▸ **WHAT THE EXERCISE ASKS**
Output the lines that follow exactly as they are.

Stored records

_ _ _ _ _

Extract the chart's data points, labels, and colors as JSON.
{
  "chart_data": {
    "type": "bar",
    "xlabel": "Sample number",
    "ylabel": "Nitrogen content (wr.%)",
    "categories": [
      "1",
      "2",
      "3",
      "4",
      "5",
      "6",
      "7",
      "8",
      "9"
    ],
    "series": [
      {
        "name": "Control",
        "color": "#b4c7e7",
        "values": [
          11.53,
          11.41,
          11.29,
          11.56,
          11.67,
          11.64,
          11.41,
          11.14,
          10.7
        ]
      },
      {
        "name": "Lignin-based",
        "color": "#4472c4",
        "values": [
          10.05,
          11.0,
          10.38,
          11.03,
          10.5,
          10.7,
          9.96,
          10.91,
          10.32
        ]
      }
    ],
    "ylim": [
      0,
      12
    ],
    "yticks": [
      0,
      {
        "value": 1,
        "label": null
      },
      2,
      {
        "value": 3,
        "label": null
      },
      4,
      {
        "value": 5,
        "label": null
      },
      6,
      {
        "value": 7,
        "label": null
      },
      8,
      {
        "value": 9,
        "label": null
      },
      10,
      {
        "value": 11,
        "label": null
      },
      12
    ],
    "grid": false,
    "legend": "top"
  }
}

_ _ _ _ _

▸ **OUTPUT FOR THIS TASK**
Extract the chart's data points, labels, and colors as JSON.
{
  "chart_data": {
    "type": "bar",
    "xlabel": "Sample number",
    "ylabel": "Nitrogen content (wr.%)",
    "categories": [
      "1",
      "2",
      "3",
      "4",
      "5",
      "6",
      "7",
      "8",
      "9"
    ],
    "series": [
      {
        "name": "Control",
        "color": "#b4c7e7",
        "values": [
          11.53,
          11.41,
          11.29,
          11.56,
          11.67,
          11.64,
          11.41,
          11.14,
          10.7
        ]
      },
      {
        "name": "Lignin-based",
        "color": "#4472c4",
        "values": [
          10.05,
          11.0,
          10.38,
          11.03,
          10.5,
          10.7,
          9.96,
          10.91,
          10.32
        ]
      }
    ],
    "ylim": [
      0,
      12
    ],
    "yticks": [
      0,
      {
        "value": 1,
        "label": null
      },
      2,
      {
        "value": 3,
        "label": null
      },
      4,
      {
        "value": 5,
        "label": null
      },
      6,
      {
        "value": 7,
        "label": null
      },
      8,
      {
        "value": 9,
        "label": null
      },
      10,
      {
        "value": 11,
        "label": null
      },
      12
    ],
    "grid": false,
    "legend": "top"
  }
}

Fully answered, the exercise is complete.